--- GOAL OF THE EXERCISE ---
Search the material for the string "pour", then report how many lines hold it, with no other text.

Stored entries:
========================
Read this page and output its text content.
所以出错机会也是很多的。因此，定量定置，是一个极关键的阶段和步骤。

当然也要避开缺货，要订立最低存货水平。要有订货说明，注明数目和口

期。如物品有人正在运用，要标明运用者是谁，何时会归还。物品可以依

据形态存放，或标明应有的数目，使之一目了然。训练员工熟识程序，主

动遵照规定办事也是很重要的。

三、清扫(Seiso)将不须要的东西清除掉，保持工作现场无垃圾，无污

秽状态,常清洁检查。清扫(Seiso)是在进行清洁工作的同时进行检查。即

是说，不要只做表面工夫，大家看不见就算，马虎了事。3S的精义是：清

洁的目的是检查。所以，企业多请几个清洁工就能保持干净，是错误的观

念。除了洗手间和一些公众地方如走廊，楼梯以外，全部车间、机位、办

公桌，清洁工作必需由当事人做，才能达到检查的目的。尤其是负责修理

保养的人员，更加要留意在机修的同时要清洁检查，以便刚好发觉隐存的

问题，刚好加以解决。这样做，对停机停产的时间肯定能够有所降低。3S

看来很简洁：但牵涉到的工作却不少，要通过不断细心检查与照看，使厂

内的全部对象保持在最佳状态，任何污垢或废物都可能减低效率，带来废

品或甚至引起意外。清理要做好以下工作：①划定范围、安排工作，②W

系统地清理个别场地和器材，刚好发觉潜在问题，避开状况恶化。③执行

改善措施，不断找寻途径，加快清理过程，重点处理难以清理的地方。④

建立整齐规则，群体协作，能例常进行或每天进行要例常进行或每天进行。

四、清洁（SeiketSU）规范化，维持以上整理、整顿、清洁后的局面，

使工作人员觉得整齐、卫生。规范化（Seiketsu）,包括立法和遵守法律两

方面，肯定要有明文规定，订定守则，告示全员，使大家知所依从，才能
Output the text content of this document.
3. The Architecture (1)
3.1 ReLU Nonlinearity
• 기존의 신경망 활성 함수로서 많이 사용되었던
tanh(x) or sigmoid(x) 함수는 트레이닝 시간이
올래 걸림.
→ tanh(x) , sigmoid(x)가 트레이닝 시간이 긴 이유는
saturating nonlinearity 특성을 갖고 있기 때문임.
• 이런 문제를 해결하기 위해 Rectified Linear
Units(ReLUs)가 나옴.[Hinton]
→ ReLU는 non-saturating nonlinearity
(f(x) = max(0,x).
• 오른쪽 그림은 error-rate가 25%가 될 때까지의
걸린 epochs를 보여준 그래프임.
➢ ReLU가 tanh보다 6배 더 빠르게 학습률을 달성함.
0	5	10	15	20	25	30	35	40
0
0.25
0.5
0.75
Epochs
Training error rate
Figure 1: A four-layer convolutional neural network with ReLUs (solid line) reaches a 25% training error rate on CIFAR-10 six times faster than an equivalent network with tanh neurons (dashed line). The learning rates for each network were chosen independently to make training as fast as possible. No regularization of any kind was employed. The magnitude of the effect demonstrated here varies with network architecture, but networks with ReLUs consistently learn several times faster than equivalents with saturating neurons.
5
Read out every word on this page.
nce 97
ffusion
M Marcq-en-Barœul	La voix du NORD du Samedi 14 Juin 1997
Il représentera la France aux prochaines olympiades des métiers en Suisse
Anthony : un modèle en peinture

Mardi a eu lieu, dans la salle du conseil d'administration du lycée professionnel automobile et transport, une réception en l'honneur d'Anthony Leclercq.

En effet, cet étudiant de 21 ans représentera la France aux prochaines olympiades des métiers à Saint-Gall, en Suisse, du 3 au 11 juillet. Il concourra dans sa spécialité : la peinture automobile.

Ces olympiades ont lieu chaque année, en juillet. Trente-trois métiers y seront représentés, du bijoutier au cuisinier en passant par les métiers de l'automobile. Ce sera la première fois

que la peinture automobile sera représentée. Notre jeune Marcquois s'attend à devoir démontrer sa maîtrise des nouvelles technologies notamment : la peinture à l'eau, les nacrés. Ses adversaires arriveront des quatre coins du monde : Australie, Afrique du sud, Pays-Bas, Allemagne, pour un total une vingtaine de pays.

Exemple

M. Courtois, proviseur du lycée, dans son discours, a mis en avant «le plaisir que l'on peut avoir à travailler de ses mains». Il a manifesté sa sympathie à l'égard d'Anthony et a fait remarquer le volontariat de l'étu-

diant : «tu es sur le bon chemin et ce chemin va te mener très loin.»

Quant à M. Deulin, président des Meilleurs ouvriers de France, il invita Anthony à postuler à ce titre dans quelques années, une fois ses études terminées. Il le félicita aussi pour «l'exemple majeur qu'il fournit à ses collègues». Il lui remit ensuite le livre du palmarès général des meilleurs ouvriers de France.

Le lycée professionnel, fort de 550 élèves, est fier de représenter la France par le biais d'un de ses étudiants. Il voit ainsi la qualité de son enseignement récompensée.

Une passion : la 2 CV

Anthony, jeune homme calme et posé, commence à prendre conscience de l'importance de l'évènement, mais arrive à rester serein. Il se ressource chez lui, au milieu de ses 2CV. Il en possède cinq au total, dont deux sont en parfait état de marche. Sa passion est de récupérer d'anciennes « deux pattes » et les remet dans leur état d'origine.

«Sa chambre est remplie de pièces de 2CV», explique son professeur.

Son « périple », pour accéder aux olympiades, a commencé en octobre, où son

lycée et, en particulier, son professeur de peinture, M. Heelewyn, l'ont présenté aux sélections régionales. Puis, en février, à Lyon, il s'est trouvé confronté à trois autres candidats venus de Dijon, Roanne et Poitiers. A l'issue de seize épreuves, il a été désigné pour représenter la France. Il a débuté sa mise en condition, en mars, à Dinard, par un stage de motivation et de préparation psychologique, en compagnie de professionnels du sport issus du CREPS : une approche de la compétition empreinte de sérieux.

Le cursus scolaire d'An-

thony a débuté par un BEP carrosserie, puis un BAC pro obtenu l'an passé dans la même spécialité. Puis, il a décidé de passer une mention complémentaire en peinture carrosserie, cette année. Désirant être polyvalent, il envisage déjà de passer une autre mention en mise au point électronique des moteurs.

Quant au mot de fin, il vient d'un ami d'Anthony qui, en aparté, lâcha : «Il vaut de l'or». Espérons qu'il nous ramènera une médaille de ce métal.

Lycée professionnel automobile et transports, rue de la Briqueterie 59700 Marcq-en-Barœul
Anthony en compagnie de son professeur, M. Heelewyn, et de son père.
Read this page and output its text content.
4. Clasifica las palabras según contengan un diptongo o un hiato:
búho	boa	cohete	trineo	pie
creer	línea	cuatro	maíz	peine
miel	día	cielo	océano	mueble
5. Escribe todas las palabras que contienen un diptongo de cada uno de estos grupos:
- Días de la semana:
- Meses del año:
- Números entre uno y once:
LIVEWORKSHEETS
========================
--- TASK RESULT ---
4